- **WHAT THIS TASK INVOLVES**: Copy out each line below exactly as it appears.

Stored data entries
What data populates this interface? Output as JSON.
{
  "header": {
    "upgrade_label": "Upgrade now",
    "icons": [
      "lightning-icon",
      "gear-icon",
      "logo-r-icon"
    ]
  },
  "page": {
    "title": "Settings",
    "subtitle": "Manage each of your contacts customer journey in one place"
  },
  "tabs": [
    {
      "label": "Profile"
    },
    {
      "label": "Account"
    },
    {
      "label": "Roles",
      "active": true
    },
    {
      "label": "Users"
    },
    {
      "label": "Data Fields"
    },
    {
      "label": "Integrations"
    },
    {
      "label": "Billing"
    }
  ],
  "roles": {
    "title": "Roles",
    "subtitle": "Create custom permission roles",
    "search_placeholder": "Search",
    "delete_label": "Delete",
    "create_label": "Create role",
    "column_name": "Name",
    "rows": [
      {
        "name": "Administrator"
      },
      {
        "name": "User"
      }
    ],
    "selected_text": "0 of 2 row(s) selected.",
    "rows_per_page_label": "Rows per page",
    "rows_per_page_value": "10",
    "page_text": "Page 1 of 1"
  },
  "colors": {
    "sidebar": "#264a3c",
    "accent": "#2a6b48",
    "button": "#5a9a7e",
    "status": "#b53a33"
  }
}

- **EXPECTED ANSWER**:
What data populates this interface? Output as JSON.
{
  "header": {
    "upgrade_label": "Upgrade now",
    "icons": [
      "lightning-icon",
      "gear-icon",
      "logo-r-icon"
    ]
  },
  "page": {
    "title": "Settings",
    "subtitle": "Manage each of your contacts customer journey in one place"
  },
  "tabs": [
    {
      "label": "Profile"
    },
    {
      "label": "Account"
    },
    {
      "label": "Roles",
      "active": true
    },
    {
      "label": "Users"
    },
    {
      "label": "Data Fields"
    },
    {
      "label": "Integrations"
    },
    {
      "label": "Billing"
    }
  ],
  "roles": {
    "title": "Roles",
    "subtitle": "Create custom permission roles",
    "search_placeholder": "Search",
    "delete_label": "Delete",
    "create_label": "Create role",
    "column_name": "Name",
    "rows": [
      {
        "name": "Administrator"
      },
      {
        "name": "User"
      }
    ],
    "selected_text": "0 of 2 row(s) selected.",
    "rows_per_page_label": "Rows per page",
    "rows_per_page_value": "10",
    "page_text": "Page 1 of 1"
  },
  "colors": {
    "sidebar": "#264a3c",
    "accent": "#2a6b48",
    "button": "#5a9a7e",
    "status": "#b53a33"
  }
}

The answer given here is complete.